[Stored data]
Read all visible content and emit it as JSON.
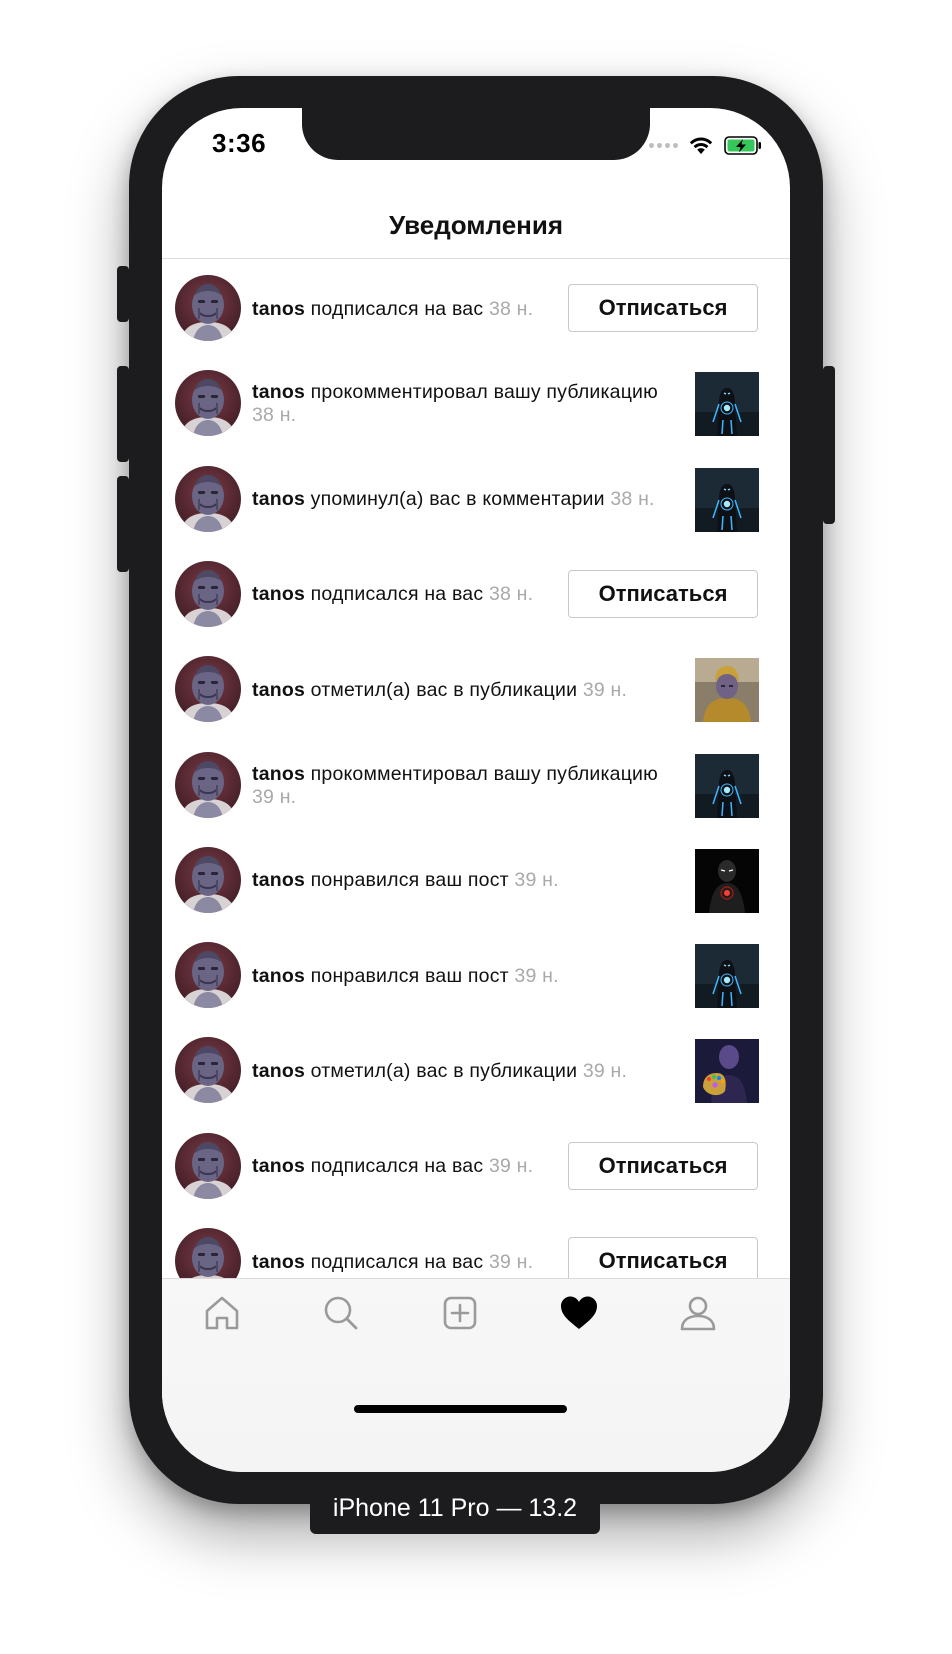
{
  "status_bar": {
    "time": "3:36"
  },
  "header": {
    "title": "Уведомления"
  },
  "notifications": [
    {
      "user": "tanos",
      "action": "подписался на вас",
      "time": "38 н.",
      "type": "follow",
      "button_label": "Отписаться"
    },
    {
      "user": "tanos",
      "action": "прокомментировал вашу публикацию",
      "time": "38 н.",
      "type": "comment",
      "thumb": "ironman-blue"
    },
    {
      "user": "tanos",
      "action": "упоминул(а) вас в комментарии",
      "time": "38 н.",
      "type": "mention",
      "thumb": "ironman-blue"
    },
    {
      "user": "tanos",
      "action": "подписался на вас",
      "time": "38 н.",
      "type": "follow",
      "button_label": "Отписаться"
    },
    {
      "user": "tanos",
      "action": "отметил(а) вас в публикации",
      "time": "39 н.",
      "type": "tag",
      "thumb": "thanos-gold"
    },
    {
      "user": "tanos",
      "action": "прокомментировал вашу публикацию",
      "time": "39 н.",
      "type": "comment",
      "thumb": "ironman-blue"
    },
    {
      "user": "tanos",
      "action": "понравился ваш пост",
      "time": "39 н.",
      "type": "like",
      "thumb": "ironman-red"
    },
    {
      "user": "tanos",
      "action": "понравился ваш пост",
      "time": "39 н.",
      "type": "like",
      "thumb": "ironman-blue"
    },
    {
      "user": "tanos",
      "action": "отметил(а) вас в публикации",
      "time": "39 н.",
      "type": "tag",
      "thumb": "thanos-gauntlet"
    },
    {
      "user": "tanos",
      "action": "подписался на вас",
      "time": "39 н.",
      "type": "follow",
      "button_label": "Отписаться"
    },
    {
      "user": "tanos",
      "action": "подписался на вас",
      "time": "39 н.",
      "type": "follow",
      "button_label": "Отписаться"
    }
  ],
  "tab_bar": {
    "items": [
      {
        "icon": "home-icon",
        "active": false
      },
      {
        "icon": "search-icon",
        "active": false
      },
      {
        "icon": "add-post-icon",
        "active": false
      },
      {
        "icon": "heart-icon",
        "active": true
      },
      {
        "icon": "profile-icon",
        "active": false
      }
    ]
  },
  "device_label": "iPhone 11 Pro — 13.2"
}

:: Work to do ::
Go through the data and count each line that has the word "thanos", then give the total alone.

:: Solution to this task ::
2